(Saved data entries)
+++

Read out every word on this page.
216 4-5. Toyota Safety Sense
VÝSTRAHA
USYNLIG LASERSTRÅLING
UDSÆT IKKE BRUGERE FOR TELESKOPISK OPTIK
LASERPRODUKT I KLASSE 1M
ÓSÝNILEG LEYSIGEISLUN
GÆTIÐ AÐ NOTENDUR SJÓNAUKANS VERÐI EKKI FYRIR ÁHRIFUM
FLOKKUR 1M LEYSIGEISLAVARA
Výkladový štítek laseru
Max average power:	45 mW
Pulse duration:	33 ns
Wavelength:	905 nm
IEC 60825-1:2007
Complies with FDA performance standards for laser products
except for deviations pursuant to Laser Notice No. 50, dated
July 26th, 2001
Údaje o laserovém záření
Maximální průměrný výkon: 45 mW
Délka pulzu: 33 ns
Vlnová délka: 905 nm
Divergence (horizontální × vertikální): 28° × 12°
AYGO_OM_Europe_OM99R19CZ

+++

◆ Aim of the task ◆
Reproduce every entry shown above, precisely as it stands.

◆ Task solution ◆
Read out every word on this page.
216 4-5. Toyota Safety Sense
VÝSTRAHA
USYNLIG LASERSTRÅLING
UDSÆT IKKE BRUGERE FOR TELESKOPISK OPTIK
LASERPRODUKT I KLASSE 1M
ÓSÝNILEG LEYSIGEISLUN
GÆTIÐ AÐ NOTENDUR SJÓNAUKANS VERÐI EKKI FYRIR ÁHRIFUM
FLOKKUR 1M LEYSIGEISLAVARA
Výkladový štítek laseru
Max average power:	45 mW
Pulse duration:	33 ns
Wavelength:	905 nm
IEC 60825-1:2007
Complies with FDA performance standards for laser products
except for deviations pursuant to Laser Notice No. 50, dated
July 26th, 2001
Údaje o laserovém záření
Maximální průměrný výkon: 45 mW
Délka pulzu: 33 ns
Vlnová délka: 905 nm
Divergence (horizontální × vertikální): 28° × 12°
AYGO_OM_Europe_OM99R19CZ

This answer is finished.